> Your task
Transcribe the data that follows precisely, omitting nothing.
---- Records shown
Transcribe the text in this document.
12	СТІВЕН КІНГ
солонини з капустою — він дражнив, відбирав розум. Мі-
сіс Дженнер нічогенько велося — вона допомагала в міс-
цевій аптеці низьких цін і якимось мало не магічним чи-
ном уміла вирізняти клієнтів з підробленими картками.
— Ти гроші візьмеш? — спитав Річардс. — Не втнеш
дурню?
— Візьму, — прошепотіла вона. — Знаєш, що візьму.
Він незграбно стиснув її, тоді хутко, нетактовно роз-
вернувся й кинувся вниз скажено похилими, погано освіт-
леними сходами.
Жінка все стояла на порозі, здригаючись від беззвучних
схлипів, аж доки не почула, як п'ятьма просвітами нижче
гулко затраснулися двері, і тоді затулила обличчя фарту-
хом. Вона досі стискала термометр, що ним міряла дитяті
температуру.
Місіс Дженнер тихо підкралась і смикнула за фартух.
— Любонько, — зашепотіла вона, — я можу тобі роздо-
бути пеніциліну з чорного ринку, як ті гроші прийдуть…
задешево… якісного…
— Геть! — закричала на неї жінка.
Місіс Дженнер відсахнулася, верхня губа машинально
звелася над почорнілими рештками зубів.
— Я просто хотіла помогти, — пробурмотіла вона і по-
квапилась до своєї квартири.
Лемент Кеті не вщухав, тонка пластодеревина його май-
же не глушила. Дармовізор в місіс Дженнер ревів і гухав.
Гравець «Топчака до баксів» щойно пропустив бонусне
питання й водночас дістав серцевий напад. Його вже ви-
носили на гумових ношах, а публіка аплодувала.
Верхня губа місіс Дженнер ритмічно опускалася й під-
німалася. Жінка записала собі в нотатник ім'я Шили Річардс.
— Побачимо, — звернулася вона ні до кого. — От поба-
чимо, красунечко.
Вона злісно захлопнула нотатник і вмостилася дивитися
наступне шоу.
--------
> Solution for this problem
Transcribe the text in this document.
12	СТІВЕН КІНГ
солонини з капустою — він дражнив, відбирав розум. Мі-
сіс Дженнер нічогенько велося — вона допомагала в міс-
цевій аптеці низьких цін і якимось мало не магічним чи-
ном уміла вирізняти клієнтів з підробленими картками.
— Ти гроші візьмеш? — спитав Річардс. — Не втнеш
дурню?
— Візьму, — прошепотіла вона. — Знаєш, що візьму.
Він незграбно стиснув її, тоді хутко, нетактовно роз-
вернувся й кинувся вниз скажено похилими, погано освіт-
леними сходами.
Жінка все стояла на порозі, здригаючись від беззвучних
схлипів, аж доки не почула, як п'ятьма просвітами нижче
гулко затраснулися двері, і тоді затулила обличчя фарту-
хом. Вона досі стискала термометр, що ним міряла дитяті
температуру.
Місіс Дженнер тихо підкралась і смикнула за фартух.
— Любонько, — зашепотіла вона, — я можу тобі роздо-
бути пеніциліну з чорного ринку, як ті гроші прийдуть…
задешево… якісного…
— Геть! — закричала на неї жінка.
Місіс Дженнер відсахнулася, верхня губа машинально
звелася над почорнілими рештками зубів.
— Я просто хотіла помогти, — пробурмотіла вона і по-
квапилась до своєї квартири.
Лемент Кеті не вщухав, тонка пластодеревина його май-
же не глушила. Дармовізор в місіс Дженнер ревів і гухав.
Гравець «Топчака до баксів» щойно пропустив бонусне
питання й водночас дістав серцевий напад. Його вже ви-
носили на гумових ношах, а публіка аплодувала.
Верхня губа місіс Дженнер ритмічно опускалася й під-
німалася. Жінка записала собі в нотатник ім'я Шили Річардс.
— Побачимо, — звернулася вона ні до кого. — От поба-
чимо, красунечко.
Вона злісно захлопнула нотатник і вмостилася дивитися
наступне шоу.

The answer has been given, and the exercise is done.